[START Exercise input]
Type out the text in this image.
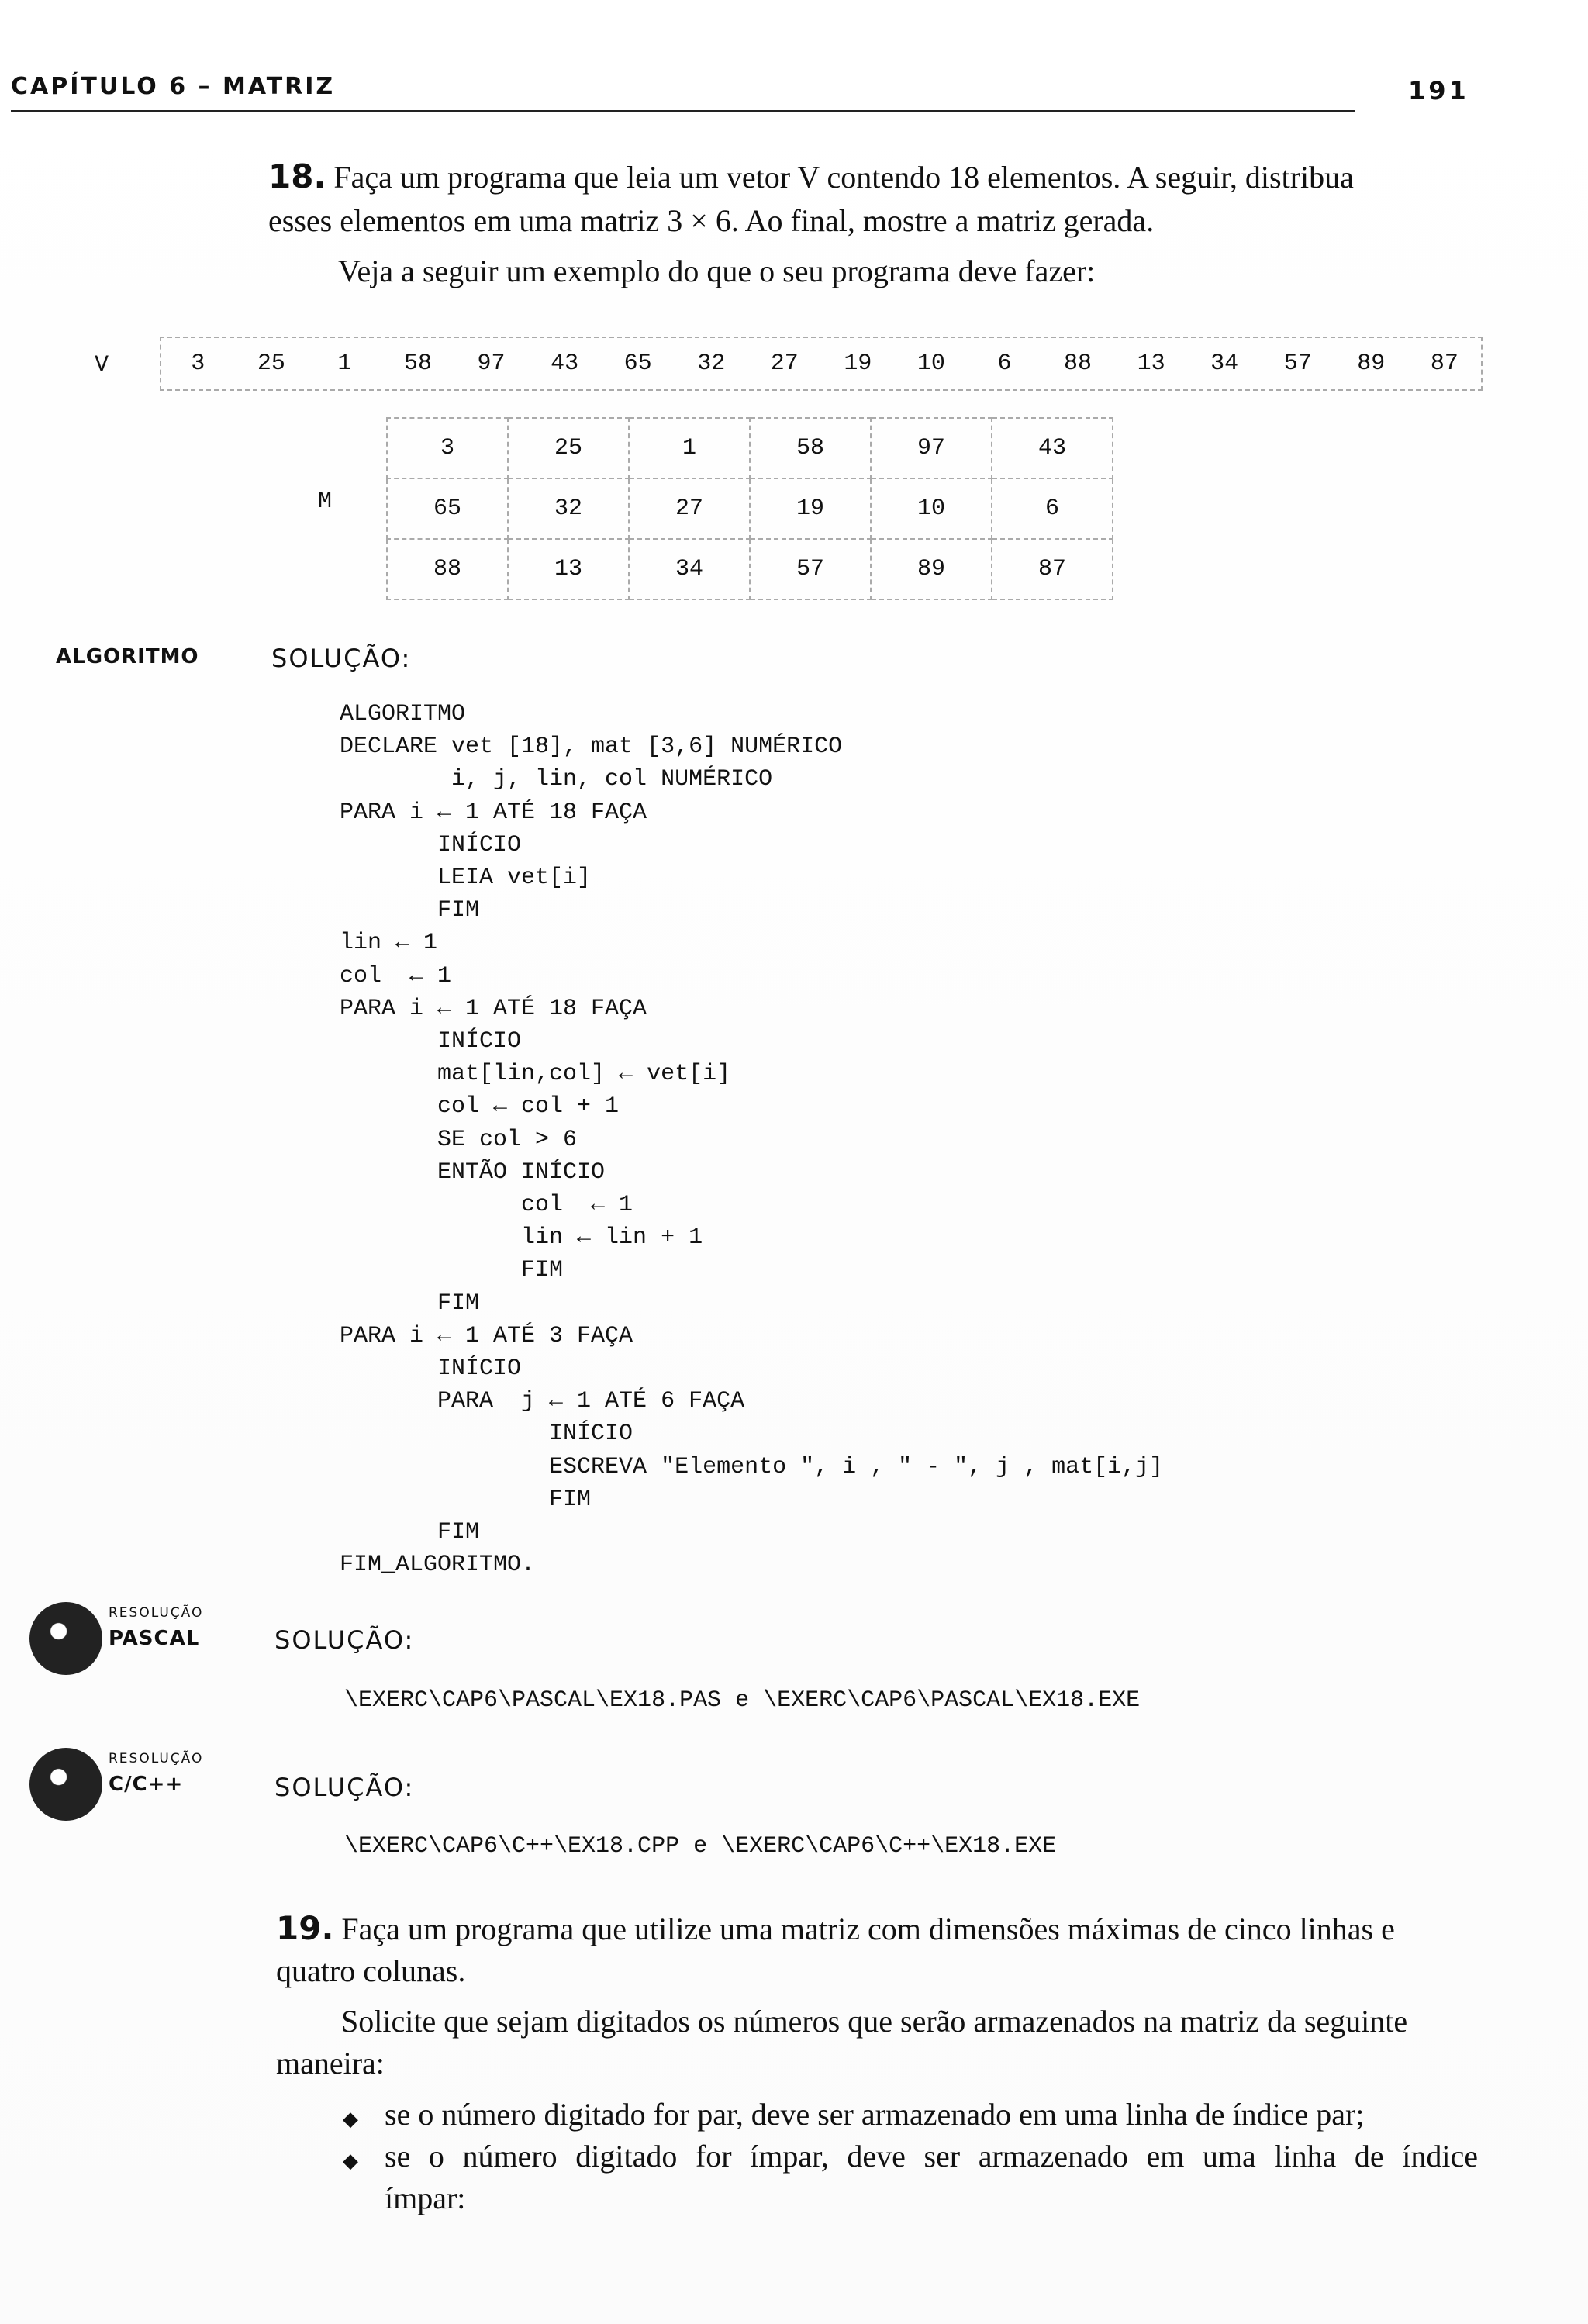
CAPÍTULO 6 – MATRIZ	191
18. Faça um programa que leia um vetor V contendo 18 elementos. A seguir, distribua
esses elementos em uma matriz 3 × 6. Ao final, mostre a matriz gerada.
Veja a seguir um exemplo do que o seu programa deve fazer:
V	3	25	1	58	97	43	65	32	27	19	10	6	88	13	34	57	89	87
M
3	25	1	58	97	43
65	32	27	19	10	6
88	13	34	57	89	87
ALGORITMO	SOLUÇÃO:
ALGORITMO
DECLARE vet [18], mat [3,6] NUMÉRICO
i, j, lin, col NUMÉRICO
PARA i ← 1 ATÉ 18 FAÇA
INÍCIO
LEIA vet[i]
FIM
lin ← 1
col  ← 1
PARA i ← 1 ATÉ 18 FAÇA
INÍCIO
mat[lin,col] ← vet[i]
col ← col + 1
SE col > 6
ENTÃO INÍCIO
col  ← 1
lin ← lin + 1
FIM
FIM
PARA i ← 1 ATÉ 3 FAÇA
INÍCIO
PARA  j ← 1 ATÉ 6 FAÇA
INÍCIO
ESCREVA "Elemento ", i , " - ", j , mat[i,j]
FIM
FIM
FIM_ALGORITMO.
RESOLUÇÃO
PASCAL	SOLUÇÃO:
\EXERC\CAP6\PASCAL\EX18.PAS e \EXERC\CAP6\PASCAL\EX18.EXE
RESOLUÇÃO
C/C++	SOLUÇÃO:
\EXERC\CAP6\C++\EX18.CPP e \EXERC\CAP6\C++\EX18.EXE
19. Faça um programa que utilize uma matriz com dimensões máximas de cinco linhas e
quatro colunas.
Solicite que sejam digitados os números que serão armazenados na matriz da seguinte
maneira:
◆ se o número digitado for par, deve ser armazenado em uma linha de índice par;
◆ se o número digitado for ímpar, deve ser armazenado em uma linha de índice
ímpar:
[END Exercise input]
### Instruction
Transcribe all of the records above character for character. Exclude the pictures.

### Response below
Type out the text in this image.
CAPÍTULO 6 – MATRIZ	191
18. Faça um programa que leia um vetor V contendo 18 elementos. A seguir, distribua
esses elementos em uma matriz 3 × 6. Ao final, mostre a matriz gerada.
Veja a seguir um exemplo do que o seu programa deve fazer:
V	3	25	1	58	97	43	65	32	27	19	10	6	88	13	34	57	89	87
M
3	25	1	58	97	43
65	32	27	19	10	6
88	13	34	57	89	87
ALGORITMO	SOLUÇÃO:
ALGORITMO
DECLARE vet [18], mat [3,6] NUMÉRICO
i, j, lin, col NUMÉRICO
PARA i ← 1 ATÉ 18 FAÇA
INÍCIO
LEIA vet[i]
FIM
lin ← 1
col  ← 1
PARA i ← 1 ATÉ 18 FAÇA
INÍCIO
mat[lin,col] ← vet[i]
col ← col + 1
SE col > 6
ENTÃO INÍCIO
col  ← 1
lin ← lin + 1
FIM
FIM
PARA i ← 1 ATÉ 3 FAÇA
INÍCIO
PARA  j ← 1 ATÉ 6 FAÇA
INÍCIO
ESCREVA "Elemento ", i , " - ", j , mat[i,j]
FIM
FIM
FIM_ALGORITMO.
RESOLUÇÃO
PASCAL	SOLUÇÃO:
\EXERC\CAP6\PASCAL\EX18.PAS e \EXERC\CAP6\PASCAL\EX18.EXE
RESOLUÇÃO
C/C++	SOLUÇÃO:
\EXERC\CAP6\C++\EX18.CPP e \EXERC\CAP6\C++\EX18.EXE
19. Faça um programa que utilize uma matriz com dimensões máximas de cinco linhas e
quatro colunas.
Solicite que sejam digitados os números que serão armazenados na matriz da seguinte
maneira:
◆ se o número digitado for par, deve ser armazenado em uma linha de índice par;
◆ se o número digitado for ímpar, deve ser armazenado em uma linha de índice
ímpar:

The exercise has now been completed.